Task brief -
Repeat the material exactly as it appears.

Saved entries:
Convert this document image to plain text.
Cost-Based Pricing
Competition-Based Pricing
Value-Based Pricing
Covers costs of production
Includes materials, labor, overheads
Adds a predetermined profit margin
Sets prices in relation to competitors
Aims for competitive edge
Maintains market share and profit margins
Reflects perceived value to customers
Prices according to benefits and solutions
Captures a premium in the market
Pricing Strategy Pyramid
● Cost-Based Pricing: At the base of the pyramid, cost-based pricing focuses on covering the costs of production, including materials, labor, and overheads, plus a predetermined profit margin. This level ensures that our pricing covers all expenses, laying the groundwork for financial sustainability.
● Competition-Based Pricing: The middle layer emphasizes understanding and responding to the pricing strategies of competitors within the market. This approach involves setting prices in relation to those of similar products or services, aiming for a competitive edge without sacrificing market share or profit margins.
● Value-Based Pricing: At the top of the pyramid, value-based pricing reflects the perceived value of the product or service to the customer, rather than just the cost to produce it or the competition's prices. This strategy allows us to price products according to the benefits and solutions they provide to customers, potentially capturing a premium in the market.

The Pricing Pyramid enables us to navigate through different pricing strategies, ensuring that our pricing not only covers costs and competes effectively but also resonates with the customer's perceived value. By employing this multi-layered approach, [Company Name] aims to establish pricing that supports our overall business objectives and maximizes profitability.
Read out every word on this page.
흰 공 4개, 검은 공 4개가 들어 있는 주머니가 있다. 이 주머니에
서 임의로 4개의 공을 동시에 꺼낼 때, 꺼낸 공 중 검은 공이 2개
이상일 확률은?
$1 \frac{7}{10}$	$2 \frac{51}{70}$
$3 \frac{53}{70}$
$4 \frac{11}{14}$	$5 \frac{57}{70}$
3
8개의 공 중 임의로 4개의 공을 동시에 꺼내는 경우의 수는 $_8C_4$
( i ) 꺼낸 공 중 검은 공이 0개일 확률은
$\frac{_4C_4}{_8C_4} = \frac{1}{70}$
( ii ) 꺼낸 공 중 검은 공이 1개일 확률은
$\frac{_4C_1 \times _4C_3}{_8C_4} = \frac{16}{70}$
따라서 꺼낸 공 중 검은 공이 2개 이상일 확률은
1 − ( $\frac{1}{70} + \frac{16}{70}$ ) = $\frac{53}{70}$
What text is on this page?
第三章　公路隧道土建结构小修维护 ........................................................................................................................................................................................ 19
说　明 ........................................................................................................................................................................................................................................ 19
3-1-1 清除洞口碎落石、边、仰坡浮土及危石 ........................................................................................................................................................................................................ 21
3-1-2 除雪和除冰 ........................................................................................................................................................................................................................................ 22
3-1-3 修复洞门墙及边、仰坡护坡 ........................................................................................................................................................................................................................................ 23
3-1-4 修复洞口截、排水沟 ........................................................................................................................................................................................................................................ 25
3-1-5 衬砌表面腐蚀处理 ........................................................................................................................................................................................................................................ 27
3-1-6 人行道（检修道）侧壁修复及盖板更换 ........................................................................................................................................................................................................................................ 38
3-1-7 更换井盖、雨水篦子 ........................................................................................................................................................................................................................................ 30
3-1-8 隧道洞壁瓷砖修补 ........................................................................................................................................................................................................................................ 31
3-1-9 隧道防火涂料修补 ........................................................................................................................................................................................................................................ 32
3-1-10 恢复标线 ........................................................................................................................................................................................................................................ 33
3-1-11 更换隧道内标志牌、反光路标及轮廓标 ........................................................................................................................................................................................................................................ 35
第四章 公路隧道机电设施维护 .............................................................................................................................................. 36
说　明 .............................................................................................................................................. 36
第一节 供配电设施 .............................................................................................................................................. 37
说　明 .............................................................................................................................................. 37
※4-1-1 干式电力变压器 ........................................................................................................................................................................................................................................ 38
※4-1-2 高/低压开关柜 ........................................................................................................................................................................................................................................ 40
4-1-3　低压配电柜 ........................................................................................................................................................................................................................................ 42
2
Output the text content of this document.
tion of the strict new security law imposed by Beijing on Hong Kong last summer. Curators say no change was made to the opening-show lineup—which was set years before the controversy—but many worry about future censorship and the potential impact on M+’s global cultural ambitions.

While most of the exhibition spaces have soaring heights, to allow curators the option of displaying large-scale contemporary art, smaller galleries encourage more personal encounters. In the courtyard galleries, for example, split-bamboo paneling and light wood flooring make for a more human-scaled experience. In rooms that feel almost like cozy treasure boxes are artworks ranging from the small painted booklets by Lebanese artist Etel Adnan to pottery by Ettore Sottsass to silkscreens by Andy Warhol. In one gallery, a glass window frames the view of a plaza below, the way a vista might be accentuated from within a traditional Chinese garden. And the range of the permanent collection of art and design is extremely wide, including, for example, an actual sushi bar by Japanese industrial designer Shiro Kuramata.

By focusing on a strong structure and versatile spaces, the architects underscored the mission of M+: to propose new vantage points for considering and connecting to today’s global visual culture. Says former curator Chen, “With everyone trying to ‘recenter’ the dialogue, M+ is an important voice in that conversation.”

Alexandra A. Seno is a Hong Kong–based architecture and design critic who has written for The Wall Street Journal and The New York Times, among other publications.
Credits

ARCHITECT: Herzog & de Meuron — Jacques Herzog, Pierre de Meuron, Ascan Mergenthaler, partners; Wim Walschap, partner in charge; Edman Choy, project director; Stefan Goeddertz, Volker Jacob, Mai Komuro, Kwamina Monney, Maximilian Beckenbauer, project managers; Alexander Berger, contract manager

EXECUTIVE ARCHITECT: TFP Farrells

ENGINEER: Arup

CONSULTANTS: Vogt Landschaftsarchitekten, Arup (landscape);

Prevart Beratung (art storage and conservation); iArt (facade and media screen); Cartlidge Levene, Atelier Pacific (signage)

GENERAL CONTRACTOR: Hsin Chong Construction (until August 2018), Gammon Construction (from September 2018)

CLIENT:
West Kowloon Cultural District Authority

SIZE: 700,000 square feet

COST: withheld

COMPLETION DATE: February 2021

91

Exercise answer -
Convert this document image to plain text.
Cost-Based Pricing
Competition-Based Pricing
Value-Based Pricing
Covers costs of production
Includes materials, labor, overheads
Adds a predetermined profit margin
Sets prices in relation to competitors
Aims for competitive edge
Maintains market share and profit margins
Reflects perceived value to customers
Prices according to benefits and solutions
Captures a premium in the market
Pricing Strategy Pyramid
● Cost-Based Pricing: At the base of the pyramid, cost-based pricing focuses on covering the costs of production, including materials, labor, and overheads, plus a predetermined profit margin. This level ensures that our pricing covers all expenses, laying the groundwork for financial sustainability.
● Competition-Based Pricing: The middle layer emphasizes understanding and responding to the pricing strategies of competitors within the market. This approach involves setting prices in relation to those of similar products or services, aiming for a competitive edge without sacrificing market share or profit margins.
● Value-Based Pricing: At the top of the pyramid, value-based pricing reflects the perceived value of the product or service to the customer, rather than just the cost to produce it or the competition's prices. This strategy allows us to price products according to the benefits and solutions they provide to customers, potentially capturing a premium in the market.

The Pricing Pyramid enables us to navigate through different pricing strategies, ensuring that our pricing not only covers costs and competes effectively but also resonates with the customer's perceived value. By employing this multi-layered approach, [Company Name] aims to establish pricing that supports our overall business objectives and maximizes profitability.
Read out every word on this page.
흰 공 4개, 검은 공 4개가 들어 있는 주머니가 있다. 이 주머니에
서 임의로 4개의 공을 동시에 꺼낼 때, 꺼낸 공 중 검은 공이 2개
이상일 확률은?
$1 \frac{7}{10}$	$2 \frac{51}{70}$
$3 \frac{53}{70}$
$4 \frac{11}{14}$	$5 \frac{57}{70}$
3
8개의 공 중 임의로 4개의 공을 동시에 꺼내는 경우의 수는 $_8C_4$
( i ) 꺼낸 공 중 검은 공이 0개일 확률은
$\frac{_4C_4}{_8C_4} = \frac{1}{70}$
( ii ) 꺼낸 공 중 검은 공이 1개일 확률은
$\frac{_4C_1 \times _4C_3}{_8C_4} = \frac{16}{70}$
따라서 꺼낸 공 중 검은 공이 2개 이상일 확률은
1 − ( $\frac{1}{70} + \frac{16}{70}$ ) = $\frac{53}{70}$
What text is on this page?
第三章　公路隧道土建结构小修维护 ........................................................................................................................................................................................ 19
说　明 ........................................................................................................................................................................................................................................ 19
3-1-1 清除洞口碎落石、边、仰坡浮土及危石 ........................................................................................................................................................................................................ 21
3-1-2 除雪和除冰 ........................................................................................................................................................................................................................................ 22
3-1-3 修复洞门墙及边、仰坡护坡 ........................................................................................................................................................................................................................................ 23
3-1-4 修复洞口截、排水沟 ........................................................................................................................................................................................................................................ 25
3-1-5 衬砌表面腐蚀处理 ........................................................................................................................................................................................................................................ 27
3-1-6 人行道（检修道）侧壁修复及盖板更换 ........................................................................................................................................................................................................................................ 38
3-1-7 更换井盖、雨水篦子 ........................................................................................................................................................................................................................................ 30
3-1-8 隧道洞壁瓷砖修补 ........................................................................................................................................................................................................................................ 31
3-1-9 隧道防火涂料修补 ........................................................................................................................................................................................................................................ 32
3-1-10 恢复标线 ........................................................................................................................................................................................................................................ 33
3-1-11 更换隧道内标志牌、反光路标及轮廓标 ........................................................................................................................................................................................................................................ 35
第四章 公路隧道机电设施维护 .............................................................................................................................................. 36
说　明 .............................................................................................................................................. 36
第一节 供配电设施 .............................................................................................................................................. 37
说　明 .............................................................................................................................................. 37
※4-1-1 干式电力变压器 ........................................................................................................................................................................................................................................ 38
※4-1-2 高/低压开关柜 ........................................................................................................................................................................................................................................ 40
4-1-3　低压配电柜 ........................................................................................................................................................................................................................................ 42
2
Output the text content of this document.
tion of the strict new security law imposed by Beijing on Hong Kong last summer. Curators say no change was made to the opening-show lineup—which was set years before the controversy—but many worry about future censorship and the potential impact on M+’s global cultural ambitions.

While most of the exhibition spaces have soaring heights, to allow curators the option of displaying large-scale contemporary art, smaller galleries encourage more personal encounters. In the courtyard galleries, for example, split-bamboo paneling and light wood flooring make for a more human-scaled experience. In rooms that feel almost like cozy treasure boxes are artworks ranging from the small painted booklets by Lebanese artist Etel Adnan to pottery by Ettore Sottsass to silkscreens by Andy Warhol. In one gallery, a glass window frames the view of a plaza below, the way a vista might be accentuated from within a traditional Chinese garden. And the range of the permanent collection of art and design is extremely wide, including, for example, an actual sushi bar by Japanese industrial designer Shiro Kuramata.

By focusing on a strong structure and versatile spaces, the architects underscored the mission of M+: to propose new vantage points for considering and connecting to today’s global visual culture. Says former curator Chen, “With everyone trying to ‘recenter’ the dialogue, M+ is an important voice in that conversation.”

Alexandra A. Seno is a Hong Kong–based architecture and design critic who has written for The Wall Street Journal and The New York Times, among other publications.
Credits

ARCHITECT: Herzog & de Meuron — Jacques Herzog, Pierre de Meuron, Ascan Mergenthaler, partners; Wim Walschap, partner in charge; Edman Choy, project director; Stefan Goeddertz, Volker Jacob, Mai Komuro, Kwamina Monney, Maximilian Beckenbauer, project managers; Alexander Berger, contract manager

EXECUTIVE ARCHITECT: TFP Farrells

ENGINEER: Arup

CONSULTANTS: Vogt Landschaftsarchitekten, Arup (landscape);

Prevart Beratung (art storage and conservation); iArt (facade and media screen); Cartlidge Levene, Atelier Pacific (signage)

GENERAL CONTRACTOR: Hsin Chong Construction (until August 2018), Gammon Construction (from September 2018)

CLIENT:
West Kowloon Cultural District Authority

SIZE: 700,000 square feet

COST: withheld

COMPLETION DATE: February 2021

91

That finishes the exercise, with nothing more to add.